** start **

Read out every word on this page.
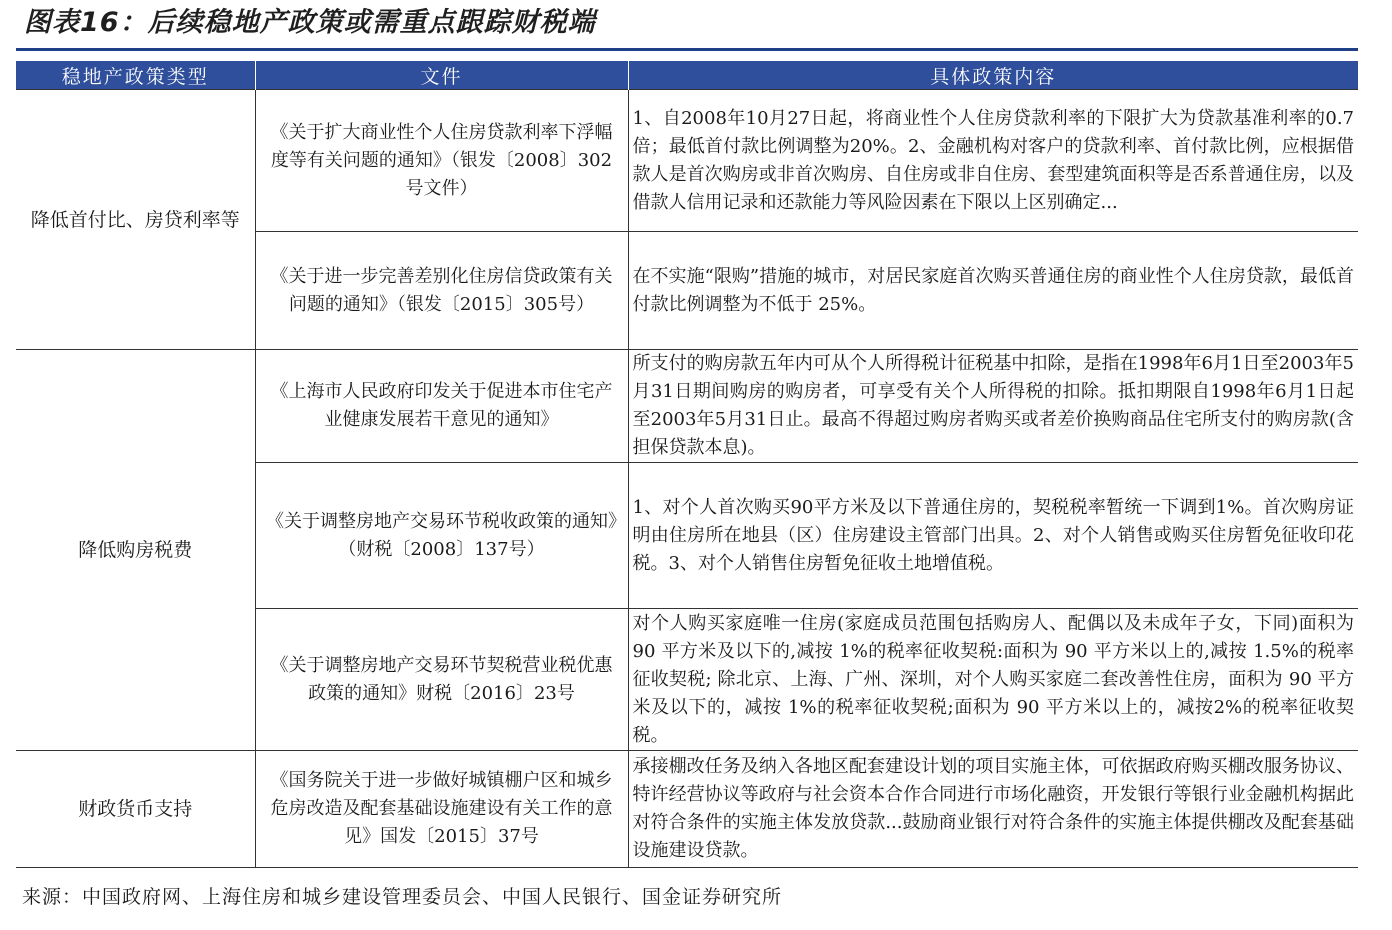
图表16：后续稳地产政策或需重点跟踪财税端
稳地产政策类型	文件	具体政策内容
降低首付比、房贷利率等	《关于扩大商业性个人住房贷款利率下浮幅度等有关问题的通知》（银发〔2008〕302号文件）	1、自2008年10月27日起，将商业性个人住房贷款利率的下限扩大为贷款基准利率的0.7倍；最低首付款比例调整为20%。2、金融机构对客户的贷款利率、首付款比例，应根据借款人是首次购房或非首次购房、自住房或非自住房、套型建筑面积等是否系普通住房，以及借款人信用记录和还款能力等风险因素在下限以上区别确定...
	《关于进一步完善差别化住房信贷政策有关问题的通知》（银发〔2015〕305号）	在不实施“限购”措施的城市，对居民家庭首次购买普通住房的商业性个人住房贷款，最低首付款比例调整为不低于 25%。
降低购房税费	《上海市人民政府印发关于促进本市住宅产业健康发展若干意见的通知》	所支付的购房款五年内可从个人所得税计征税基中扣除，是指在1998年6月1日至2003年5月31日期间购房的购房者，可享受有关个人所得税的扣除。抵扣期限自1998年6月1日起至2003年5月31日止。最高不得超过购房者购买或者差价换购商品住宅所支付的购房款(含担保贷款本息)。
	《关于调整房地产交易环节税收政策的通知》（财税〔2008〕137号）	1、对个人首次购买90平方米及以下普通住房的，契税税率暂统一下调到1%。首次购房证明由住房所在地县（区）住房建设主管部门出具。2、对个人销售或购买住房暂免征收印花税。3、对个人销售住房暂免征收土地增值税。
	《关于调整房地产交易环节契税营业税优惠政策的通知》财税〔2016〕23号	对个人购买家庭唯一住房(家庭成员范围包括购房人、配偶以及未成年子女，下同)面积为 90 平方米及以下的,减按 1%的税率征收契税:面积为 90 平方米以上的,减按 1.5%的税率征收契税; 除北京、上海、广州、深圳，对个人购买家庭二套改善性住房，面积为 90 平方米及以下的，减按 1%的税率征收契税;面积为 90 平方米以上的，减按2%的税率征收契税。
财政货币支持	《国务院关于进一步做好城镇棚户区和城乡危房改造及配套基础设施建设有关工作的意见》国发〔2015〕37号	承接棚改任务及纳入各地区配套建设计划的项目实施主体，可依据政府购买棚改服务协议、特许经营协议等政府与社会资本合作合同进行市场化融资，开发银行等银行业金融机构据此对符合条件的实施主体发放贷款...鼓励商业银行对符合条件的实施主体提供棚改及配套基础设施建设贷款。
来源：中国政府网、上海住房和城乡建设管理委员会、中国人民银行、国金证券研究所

** end **
** start **

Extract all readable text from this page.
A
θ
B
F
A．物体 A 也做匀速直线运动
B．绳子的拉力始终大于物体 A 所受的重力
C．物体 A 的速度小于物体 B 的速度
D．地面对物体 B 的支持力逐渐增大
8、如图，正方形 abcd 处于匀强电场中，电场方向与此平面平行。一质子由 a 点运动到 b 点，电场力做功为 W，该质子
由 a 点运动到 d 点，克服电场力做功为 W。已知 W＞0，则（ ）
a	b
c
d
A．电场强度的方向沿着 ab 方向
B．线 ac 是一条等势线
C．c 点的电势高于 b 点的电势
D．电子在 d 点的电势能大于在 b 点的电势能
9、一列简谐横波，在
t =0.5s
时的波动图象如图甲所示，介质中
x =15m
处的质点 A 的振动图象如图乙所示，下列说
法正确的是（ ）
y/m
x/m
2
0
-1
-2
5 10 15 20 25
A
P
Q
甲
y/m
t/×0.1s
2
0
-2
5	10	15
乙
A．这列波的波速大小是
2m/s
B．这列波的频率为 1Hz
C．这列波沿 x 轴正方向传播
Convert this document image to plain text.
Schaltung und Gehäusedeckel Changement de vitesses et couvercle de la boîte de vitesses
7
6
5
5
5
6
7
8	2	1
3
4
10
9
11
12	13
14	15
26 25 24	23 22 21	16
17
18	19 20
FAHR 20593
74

** end **

Do this:
For each line of the listing that holds the word "点运动到", show that line.

Completed task:
8、如图，正方形 abcd 处于匀强电场中，电场方向与此平面平行。一质子由 a 点运动到 b 点，电场力做功为 W，该质子
由 a 点运动到 d 点，克服电场力做功为 W。已知 W＞0，则（ ）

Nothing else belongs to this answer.